WRITTEN REQUEST -> Identify the lines holding "page" and copy them.

Start

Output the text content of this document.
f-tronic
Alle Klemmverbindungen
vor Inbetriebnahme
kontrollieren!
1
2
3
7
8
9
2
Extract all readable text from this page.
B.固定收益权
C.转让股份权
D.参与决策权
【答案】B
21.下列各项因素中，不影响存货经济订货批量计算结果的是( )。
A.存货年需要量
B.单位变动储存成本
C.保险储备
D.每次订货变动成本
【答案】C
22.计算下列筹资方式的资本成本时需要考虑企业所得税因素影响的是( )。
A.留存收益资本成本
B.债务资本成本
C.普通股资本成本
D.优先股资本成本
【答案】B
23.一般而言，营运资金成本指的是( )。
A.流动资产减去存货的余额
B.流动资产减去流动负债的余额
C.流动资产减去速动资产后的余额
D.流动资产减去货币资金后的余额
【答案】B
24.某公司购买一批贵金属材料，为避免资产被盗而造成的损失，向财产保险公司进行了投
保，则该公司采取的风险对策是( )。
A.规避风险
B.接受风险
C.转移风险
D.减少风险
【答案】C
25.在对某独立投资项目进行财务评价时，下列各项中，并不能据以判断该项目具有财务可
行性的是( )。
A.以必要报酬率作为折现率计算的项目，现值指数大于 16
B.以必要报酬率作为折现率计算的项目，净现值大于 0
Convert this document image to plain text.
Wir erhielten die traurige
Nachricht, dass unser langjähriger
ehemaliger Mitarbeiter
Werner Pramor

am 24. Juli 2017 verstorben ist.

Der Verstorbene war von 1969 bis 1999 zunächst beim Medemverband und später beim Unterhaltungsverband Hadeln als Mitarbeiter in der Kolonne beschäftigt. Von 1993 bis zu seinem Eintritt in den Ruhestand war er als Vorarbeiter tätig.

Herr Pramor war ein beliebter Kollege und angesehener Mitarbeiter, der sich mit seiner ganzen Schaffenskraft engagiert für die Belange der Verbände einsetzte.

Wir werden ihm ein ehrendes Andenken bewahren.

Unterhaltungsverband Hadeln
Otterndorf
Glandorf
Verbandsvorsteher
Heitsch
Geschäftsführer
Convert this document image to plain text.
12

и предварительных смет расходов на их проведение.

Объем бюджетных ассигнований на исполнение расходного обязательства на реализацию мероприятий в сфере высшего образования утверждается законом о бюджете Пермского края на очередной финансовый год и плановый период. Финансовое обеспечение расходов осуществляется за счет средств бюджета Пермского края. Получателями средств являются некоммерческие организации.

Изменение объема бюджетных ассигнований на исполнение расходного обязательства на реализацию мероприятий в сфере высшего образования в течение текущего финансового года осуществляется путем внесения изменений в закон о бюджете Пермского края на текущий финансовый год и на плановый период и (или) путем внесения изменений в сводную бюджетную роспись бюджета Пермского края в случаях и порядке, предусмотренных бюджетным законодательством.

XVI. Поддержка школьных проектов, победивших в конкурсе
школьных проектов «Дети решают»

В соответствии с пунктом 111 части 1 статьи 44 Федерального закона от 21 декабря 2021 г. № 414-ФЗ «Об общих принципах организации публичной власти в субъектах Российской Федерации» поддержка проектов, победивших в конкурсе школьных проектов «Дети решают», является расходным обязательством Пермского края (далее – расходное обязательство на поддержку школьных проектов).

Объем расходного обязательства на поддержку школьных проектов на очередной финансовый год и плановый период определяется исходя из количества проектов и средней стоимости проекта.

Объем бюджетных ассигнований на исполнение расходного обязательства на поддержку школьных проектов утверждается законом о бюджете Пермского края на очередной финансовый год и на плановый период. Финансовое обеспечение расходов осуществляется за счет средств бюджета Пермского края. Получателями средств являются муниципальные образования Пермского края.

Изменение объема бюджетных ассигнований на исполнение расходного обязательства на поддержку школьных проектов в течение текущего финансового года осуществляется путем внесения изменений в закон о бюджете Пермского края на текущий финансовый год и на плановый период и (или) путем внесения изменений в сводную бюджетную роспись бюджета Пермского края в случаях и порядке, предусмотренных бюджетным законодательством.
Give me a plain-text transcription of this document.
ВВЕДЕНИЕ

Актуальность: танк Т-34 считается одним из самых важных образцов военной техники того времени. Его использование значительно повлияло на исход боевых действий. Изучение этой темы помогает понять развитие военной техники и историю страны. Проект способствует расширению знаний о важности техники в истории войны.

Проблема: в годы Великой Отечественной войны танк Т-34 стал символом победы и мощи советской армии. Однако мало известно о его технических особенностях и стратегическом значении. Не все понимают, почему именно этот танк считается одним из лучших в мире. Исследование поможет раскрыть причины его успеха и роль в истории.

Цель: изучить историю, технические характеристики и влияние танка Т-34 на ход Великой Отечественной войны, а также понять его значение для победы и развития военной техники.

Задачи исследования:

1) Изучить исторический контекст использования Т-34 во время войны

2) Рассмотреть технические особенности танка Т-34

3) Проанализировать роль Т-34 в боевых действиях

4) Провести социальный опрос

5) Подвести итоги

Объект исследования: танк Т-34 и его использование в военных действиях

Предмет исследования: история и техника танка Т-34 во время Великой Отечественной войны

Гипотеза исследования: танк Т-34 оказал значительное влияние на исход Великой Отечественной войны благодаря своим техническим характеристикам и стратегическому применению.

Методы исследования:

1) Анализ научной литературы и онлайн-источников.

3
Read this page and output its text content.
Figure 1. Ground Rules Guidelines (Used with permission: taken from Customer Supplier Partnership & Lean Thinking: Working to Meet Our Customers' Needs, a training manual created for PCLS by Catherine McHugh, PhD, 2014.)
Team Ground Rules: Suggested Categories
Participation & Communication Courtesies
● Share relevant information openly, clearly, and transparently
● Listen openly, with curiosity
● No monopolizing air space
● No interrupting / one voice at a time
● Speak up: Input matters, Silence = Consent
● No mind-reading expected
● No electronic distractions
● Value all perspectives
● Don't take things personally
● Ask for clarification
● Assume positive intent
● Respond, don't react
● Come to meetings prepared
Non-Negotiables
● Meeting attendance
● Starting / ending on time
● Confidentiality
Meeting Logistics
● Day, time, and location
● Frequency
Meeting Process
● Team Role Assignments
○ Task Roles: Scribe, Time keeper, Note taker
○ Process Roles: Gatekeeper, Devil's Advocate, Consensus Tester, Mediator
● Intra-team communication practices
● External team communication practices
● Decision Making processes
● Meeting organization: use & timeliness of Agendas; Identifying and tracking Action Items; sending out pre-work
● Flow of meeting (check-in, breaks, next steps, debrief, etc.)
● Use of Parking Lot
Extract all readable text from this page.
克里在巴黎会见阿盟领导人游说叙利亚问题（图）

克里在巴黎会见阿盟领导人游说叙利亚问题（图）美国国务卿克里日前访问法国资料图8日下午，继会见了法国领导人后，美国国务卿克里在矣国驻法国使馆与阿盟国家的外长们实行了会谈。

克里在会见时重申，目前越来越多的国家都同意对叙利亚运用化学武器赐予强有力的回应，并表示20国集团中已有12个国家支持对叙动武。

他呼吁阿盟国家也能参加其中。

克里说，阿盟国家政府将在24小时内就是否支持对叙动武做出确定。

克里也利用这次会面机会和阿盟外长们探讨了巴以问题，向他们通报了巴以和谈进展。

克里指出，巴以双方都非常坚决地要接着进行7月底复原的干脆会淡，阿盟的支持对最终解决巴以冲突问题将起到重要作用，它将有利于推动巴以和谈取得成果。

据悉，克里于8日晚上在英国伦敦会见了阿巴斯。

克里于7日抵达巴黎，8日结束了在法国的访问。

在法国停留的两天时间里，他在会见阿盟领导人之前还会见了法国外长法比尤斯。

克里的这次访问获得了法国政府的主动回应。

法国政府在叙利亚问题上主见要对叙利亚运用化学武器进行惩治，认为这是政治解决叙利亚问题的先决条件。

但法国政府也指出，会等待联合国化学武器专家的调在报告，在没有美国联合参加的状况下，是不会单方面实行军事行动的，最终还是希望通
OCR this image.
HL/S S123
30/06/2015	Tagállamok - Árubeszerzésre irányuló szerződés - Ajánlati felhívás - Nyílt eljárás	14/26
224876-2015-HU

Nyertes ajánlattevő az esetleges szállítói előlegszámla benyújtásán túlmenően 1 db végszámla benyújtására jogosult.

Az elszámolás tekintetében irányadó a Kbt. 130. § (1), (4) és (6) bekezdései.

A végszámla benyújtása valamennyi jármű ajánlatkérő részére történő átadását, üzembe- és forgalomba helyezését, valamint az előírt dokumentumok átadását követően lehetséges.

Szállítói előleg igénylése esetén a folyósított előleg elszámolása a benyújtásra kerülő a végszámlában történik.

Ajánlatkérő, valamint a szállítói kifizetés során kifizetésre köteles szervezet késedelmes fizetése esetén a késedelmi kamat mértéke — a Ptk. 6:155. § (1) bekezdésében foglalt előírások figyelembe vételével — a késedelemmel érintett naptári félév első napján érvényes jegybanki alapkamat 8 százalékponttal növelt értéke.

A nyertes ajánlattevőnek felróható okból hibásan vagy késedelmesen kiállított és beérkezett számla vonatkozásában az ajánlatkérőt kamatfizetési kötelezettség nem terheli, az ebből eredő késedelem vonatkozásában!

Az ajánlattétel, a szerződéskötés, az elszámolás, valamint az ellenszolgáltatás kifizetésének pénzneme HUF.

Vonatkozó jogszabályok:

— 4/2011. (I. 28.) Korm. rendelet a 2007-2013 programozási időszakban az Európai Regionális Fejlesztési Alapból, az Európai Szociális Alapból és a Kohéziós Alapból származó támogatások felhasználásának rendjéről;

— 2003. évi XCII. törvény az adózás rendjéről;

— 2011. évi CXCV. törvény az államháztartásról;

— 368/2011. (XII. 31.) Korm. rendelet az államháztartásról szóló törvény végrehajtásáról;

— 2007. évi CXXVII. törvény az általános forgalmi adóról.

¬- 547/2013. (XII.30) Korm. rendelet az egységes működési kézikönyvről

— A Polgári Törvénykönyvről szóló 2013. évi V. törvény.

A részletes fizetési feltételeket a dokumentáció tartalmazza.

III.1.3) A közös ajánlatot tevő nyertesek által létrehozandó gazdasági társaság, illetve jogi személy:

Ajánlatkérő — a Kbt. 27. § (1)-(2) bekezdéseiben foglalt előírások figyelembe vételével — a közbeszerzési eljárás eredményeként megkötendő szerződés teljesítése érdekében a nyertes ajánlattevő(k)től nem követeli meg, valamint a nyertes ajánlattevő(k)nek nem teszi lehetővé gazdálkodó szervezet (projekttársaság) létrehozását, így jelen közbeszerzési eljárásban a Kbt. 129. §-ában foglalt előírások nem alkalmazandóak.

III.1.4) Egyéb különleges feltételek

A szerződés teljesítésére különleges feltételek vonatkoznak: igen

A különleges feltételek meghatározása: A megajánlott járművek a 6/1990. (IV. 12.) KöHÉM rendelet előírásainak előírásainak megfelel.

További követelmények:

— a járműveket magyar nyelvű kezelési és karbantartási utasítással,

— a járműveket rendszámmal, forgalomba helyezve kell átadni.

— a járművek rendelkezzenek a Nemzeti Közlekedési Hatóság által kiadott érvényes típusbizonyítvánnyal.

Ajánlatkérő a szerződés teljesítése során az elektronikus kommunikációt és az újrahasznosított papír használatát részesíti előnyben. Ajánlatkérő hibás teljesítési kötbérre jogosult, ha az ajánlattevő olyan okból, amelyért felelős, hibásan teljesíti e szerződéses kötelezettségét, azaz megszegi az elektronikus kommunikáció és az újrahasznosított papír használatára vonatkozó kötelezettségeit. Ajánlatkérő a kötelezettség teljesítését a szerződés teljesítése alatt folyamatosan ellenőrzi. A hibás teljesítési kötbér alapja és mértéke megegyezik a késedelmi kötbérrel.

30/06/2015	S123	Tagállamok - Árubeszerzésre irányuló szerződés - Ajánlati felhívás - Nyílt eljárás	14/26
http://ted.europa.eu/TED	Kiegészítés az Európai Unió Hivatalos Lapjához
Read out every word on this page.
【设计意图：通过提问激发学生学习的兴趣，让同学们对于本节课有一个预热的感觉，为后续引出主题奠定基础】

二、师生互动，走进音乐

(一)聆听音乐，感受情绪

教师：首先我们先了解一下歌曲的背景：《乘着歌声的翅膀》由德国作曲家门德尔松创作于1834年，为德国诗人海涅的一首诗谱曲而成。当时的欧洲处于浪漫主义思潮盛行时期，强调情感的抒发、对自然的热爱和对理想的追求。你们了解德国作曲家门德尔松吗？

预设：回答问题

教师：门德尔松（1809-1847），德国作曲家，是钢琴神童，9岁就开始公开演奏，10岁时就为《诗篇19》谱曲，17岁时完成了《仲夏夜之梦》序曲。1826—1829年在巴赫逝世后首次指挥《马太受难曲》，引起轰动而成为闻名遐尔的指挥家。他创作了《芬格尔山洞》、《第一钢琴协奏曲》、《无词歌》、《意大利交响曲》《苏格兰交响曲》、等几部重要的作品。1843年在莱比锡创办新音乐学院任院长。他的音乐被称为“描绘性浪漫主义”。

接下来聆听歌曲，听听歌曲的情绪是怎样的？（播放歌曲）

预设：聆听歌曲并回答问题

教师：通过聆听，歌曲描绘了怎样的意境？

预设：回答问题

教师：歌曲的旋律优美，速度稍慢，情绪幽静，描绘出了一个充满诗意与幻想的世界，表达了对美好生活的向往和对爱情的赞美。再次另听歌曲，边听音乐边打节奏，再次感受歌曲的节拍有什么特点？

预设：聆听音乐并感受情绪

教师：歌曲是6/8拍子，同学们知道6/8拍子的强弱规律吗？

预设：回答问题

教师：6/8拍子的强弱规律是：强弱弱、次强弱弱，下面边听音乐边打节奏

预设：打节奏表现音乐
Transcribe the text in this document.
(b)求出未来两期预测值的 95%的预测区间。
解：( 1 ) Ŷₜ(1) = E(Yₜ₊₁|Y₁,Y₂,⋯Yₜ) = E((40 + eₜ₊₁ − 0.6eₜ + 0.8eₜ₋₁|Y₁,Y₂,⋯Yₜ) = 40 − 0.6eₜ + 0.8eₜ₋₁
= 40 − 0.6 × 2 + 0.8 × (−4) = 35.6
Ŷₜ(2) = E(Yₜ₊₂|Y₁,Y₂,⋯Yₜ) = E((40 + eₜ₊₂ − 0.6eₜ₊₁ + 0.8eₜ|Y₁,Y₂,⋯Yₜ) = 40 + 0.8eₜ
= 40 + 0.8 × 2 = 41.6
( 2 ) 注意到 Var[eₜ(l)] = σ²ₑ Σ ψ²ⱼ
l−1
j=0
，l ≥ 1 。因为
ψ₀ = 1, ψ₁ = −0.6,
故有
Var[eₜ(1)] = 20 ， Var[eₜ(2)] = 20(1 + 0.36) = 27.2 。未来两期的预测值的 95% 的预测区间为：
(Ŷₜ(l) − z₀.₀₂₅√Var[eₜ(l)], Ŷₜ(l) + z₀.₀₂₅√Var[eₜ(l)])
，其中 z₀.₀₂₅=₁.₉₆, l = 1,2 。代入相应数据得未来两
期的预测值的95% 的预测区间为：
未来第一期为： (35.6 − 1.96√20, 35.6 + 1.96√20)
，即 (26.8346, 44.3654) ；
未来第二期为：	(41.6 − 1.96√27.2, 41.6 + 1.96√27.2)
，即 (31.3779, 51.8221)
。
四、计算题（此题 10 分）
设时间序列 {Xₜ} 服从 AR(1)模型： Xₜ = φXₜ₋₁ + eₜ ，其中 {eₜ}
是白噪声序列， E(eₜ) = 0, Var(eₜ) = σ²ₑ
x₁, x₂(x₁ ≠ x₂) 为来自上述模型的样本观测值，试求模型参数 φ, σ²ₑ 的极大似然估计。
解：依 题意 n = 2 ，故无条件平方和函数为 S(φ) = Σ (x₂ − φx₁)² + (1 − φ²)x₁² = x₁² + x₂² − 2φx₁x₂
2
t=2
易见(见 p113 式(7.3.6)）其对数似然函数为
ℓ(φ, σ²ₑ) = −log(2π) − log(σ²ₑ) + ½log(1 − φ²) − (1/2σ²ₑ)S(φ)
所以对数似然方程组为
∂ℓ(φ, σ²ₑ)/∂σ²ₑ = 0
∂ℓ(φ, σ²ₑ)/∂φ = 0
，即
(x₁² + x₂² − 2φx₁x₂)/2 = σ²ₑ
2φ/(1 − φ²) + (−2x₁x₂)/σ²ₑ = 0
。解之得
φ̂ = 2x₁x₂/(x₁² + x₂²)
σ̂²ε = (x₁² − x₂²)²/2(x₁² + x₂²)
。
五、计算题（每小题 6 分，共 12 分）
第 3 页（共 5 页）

End

SOLUTION FOR THIS EXERCISE ->
Extract all readable text from this page.
Read this page and output its text content.
Extract all readable text from this page.
Read out every word on this page.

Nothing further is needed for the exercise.